> _WHAT TO PRODUCE_
Produce a word-for-word copy of the listing below without its pictures.

━━━ RAW RECORDS

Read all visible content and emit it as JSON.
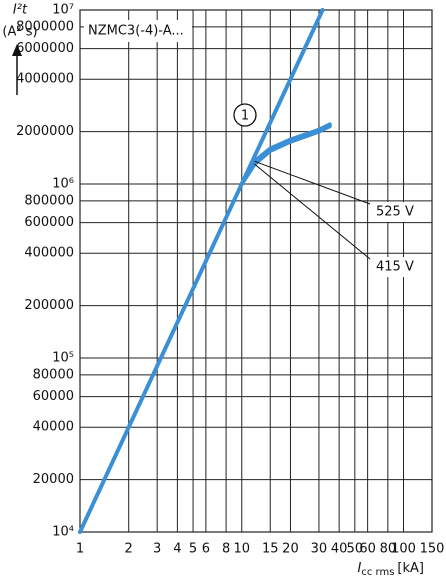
{
  "chart_data": {
    "type": "line",
    "log_x": true,
    "log_y": true,
    "grid": true,
    "note": "NZMC3(-4)-A...",
    "ylabel": {
      "symbol": "I²t",
      "unit": "(A² s)"
    },
    "xlabel": {
      "symbol": "I",
      "subscript": "cc rms",
      "unit": "[kA]"
    },
    "xlim": [
      1,
      150
    ],
    "ylim": [
      10000,
      10000000
    ],
    "xticks": [
      1,
      2,
      3,
      4,
      5,
      6,
      8,
      10,
      15,
      20,
      30,
      40,
      50,
      60,
      80,
      100,
      150
    ],
    "yticks": [
      {
        "value": 10000,
        "label": "10⁴"
      },
      20000,
      40000,
      60000,
      80000,
      {
        "value": 100000,
        "label": "10⁵"
      },
      200000,
      400000,
      600000,
      800000,
      {
        "value": 1000000,
        "label": "10⁶"
      },
      2000000,
      4000000,
      6000000,
      8000000,
      {
        "value": 10000000,
        "label": "10⁷"
      }
    ],
    "series": [
      {
        "name": "1",
        "color": "#3a8fd6",
        "x": [
          1,
          31.6
        ],
        "values": [
          10000,
          10000000
        ]
      },
      {
        "name": "525 V",
        "color": "#3a8fd6",
        "x": [
          10,
          12,
          15,
          20,
          30,
          35
        ],
        "values": [
          1000000,
          1350000,
          1600000,
          1800000,
          2050000,
          2200000
        ]
      },
      {
        "name": "415 V",
        "color": "#3a8fd6",
        "x": [
          10,
          12,
          15,
          20,
          30,
          35
        ],
        "values": [
          1000000,
          1300000,
          1550000,
          1750000,
          2000000,
          2150000
        ]
      }
    ]
  }
}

━━━━━━

> _FINISHED TASK_
Read all visible content and emit it as JSON.
{
  "chart_data": {
    "type": "line",
    "log_x": true,
    "log_y": true,
    "grid": true,
    "note": "NZMC3(-4)-A...",
    "ylabel": {
      "symbol": "I²t",
      "unit": "(A² s)"
    },
    "xlabel": {
      "symbol": "I",
      "subscript": "cc rms",
      "unit": "[kA]"
    },
    "xlim": [
      1,
      150
    ],
    "ylim": [
      10000,
      10000000
    ],
    "xticks": [
      1,
      2,
      3,
      4,
      5,
      6,
      8,
      10,
      15,
      20,
      30,
      40,
      50,
      60,
      80,
      100,
      150
    ],
    "yticks": [
      {
        "value": 10000,
        "label": "10⁴"
      },
      20000,
      40000,
      60000,
      80000,
      {
        "value": 100000,
        "label": "10⁵"
      },
      200000,
      400000,
      600000,
      800000,
      {
        "value": 1000000,
        "label": "10⁶"
      },
      2000000,
      4000000,
      6000000,
      8000000,
      {
        "value": 10000000,
        "label": "10⁷"
      }
    ],
    "series": [
      {
        "name": "1",
        "color": "#3a8fd6",
        "x": [
          1,
          31.6
        ],
        "values": [
          10000,
          10000000
        ]
      },
      {
        "name": "525 V",
        "color": "#3a8fd6",
        "x": [
          10,
          12,
          15,
          20,
          30,
          35
        ],
        "values": [
          1000000,
          1350000,
          1600000,
          1800000,
          2050000,
          2200000
        ]
      },
      {
        "name": "415 V",
        "color": "#3a8fd6",
        "x": [
          10,
          12,
          15,
          20,
          30,
          35
        ],
        "values": [
          1000000,
          1300000,
          1550000,
          1750000,
          2000000,
          2150000
        ]
      }
    ]
  }
}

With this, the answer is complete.